* **Figure data in JSON**:
◇ ◇ ◇ ◇

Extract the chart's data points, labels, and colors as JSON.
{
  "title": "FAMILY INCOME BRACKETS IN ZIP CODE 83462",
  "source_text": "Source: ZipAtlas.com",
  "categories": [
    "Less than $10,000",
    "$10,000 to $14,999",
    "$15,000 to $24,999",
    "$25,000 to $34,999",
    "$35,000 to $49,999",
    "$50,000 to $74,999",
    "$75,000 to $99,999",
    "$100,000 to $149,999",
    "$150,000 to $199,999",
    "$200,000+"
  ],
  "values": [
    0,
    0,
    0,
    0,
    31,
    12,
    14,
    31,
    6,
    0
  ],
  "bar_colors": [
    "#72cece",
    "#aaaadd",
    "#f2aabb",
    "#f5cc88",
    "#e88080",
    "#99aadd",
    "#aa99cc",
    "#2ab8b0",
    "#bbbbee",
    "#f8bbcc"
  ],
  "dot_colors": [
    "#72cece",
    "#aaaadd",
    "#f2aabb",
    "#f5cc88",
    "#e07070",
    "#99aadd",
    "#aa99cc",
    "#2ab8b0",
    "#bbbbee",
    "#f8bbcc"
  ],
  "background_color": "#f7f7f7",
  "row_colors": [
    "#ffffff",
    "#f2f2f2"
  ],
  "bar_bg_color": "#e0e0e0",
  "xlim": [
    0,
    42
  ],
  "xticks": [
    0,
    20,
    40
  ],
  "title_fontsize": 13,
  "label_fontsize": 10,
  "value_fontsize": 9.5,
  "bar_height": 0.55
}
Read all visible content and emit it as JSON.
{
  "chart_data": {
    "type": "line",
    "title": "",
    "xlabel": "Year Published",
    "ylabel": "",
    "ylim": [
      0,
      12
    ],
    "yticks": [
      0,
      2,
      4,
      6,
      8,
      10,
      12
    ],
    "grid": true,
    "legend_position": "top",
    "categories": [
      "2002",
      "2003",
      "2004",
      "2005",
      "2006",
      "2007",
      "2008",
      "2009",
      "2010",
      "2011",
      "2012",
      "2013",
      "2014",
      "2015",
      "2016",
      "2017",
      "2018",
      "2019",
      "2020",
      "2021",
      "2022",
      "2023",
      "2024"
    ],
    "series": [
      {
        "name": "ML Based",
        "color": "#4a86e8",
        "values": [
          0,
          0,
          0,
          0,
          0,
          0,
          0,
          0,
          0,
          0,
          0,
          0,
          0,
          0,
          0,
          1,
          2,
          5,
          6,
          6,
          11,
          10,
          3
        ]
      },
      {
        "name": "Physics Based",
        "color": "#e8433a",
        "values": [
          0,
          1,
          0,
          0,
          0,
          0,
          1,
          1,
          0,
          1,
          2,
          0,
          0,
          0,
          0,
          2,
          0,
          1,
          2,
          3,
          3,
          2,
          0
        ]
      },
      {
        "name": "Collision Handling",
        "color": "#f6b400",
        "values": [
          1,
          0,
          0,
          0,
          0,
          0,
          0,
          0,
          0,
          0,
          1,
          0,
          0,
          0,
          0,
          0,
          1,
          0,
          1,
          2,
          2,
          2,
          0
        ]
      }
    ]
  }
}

◇ ◇ ◇ ◇

* **What you should do**: Above are some records; extract every one of them exactly.

* **Response for this exercise**:
Extract the chart's data points, labels, and colors as JSON.
{
  "title": "FAMILY INCOME BRACKETS IN ZIP CODE 83462",
  "source_text": "Source: ZipAtlas.com",
  "categories": [
    "Less than $10,000",
    "$10,000 to $14,999",
    "$15,000 to $24,999",
    "$25,000 to $34,999",
    "$35,000 to $49,999",
    "$50,000 to $74,999",
    "$75,000 to $99,999",
    "$100,000 to $149,999",
    "$150,000 to $199,999",
    "$200,000+"
  ],
  "values": [
    0,
    0,
    0,
    0,
    31,
    12,
    14,
    31,
    6,
    0
  ],
  "bar_colors": [
    "#72cece",
    "#aaaadd",
    "#f2aabb",
    "#f5cc88",
    "#e88080",
    "#99aadd",
    "#aa99cc",
    "#2ab8b0",
    "#bbbbee",
    "#f8bbcc"
  ],
  "dot_colors": [
    "#72cece",
    "#aaaadd",
    "#f2aabb",
    "#f5cc88",
    "#e07070",
    "#99aadd",
    "#aa99cc",
    "#2ab8b0",
    "#bbbbee",
    "#f8bbcc"
  ],
  "background_color": "#f7f7f7",
  "row_colors": [
    "#ffffff",
    "#f2f2f2"
  ],
  "bar_bg_color": "#e0e0e0",
  "xlim": [
    0,
    42
  ],
  "xticks": [
    0,
    20,
    40
  ],
  "title_fontsize": 13,
  "label_fontsize": 10,
  "value_fontsize": 9.5,
  "bar_height": 0.55
}
Read all visible content and emit it as JSON.
{
  "chart_data": {
    "type": "line",
    "title": "",
    "xlabel": "Year Published",
    "ylabel": "",
    "ylim": [
      0,
      12
    ],
    "yticks": [
      0,
      2,
      4,
      6,
      8,
      10,
      12
    ],
    "grid": true,
    "legend_position": "top",
    "categories": [
      "2002",
      "2003",
      "2004",
      "2005",
      "2006",
      "2007",
      "2008",
      "2009",
      "2010",
      "2011",
      "2012",
      "2013",
      "2014",
      "2015",
      "2016",
      "2017",
      "2018",
      "2019",
      "2020",
      "2021",
      "2022",
      "2023",
      "2024"
    ],
    "series": [
      {
        "name": "ML Based",
        "color": "#4a86e8",
        "values": [
          0,
          0,
          0,
          0,
          0,
          0,
          0,
          0,
          0,
          0,
          0,
          0,
          0,
          0,
          0,
          1,
          2,
          5,
          6,
          6,
          11,
          10,
          3
        ]
      },
      {
        "name": "Physics Based",
        "color": "#e8433a",
        "values": [
          0,
          1,
          0,
          0,
          0,
          0,
          1,
          1,
          0,
          1,
          2,
          0,
          0,
          0,
          0,
          2,
          0,
          1,
          2,
          3,
          3,
          2,
          0
        ]
      },
      {
        "name": "Collision Handling",
        "color": "#f6b400",
        "values": [
          1,
          0,
          0,
          0,
          0,
          0,
          0,
          0,
          0,
          0,
          1,
          0,
          0,
          0,
          0,
          0,
          1,
          0,
          1,
          2,
          2,
          2,
          0
        ]
      }
    ]
  }
}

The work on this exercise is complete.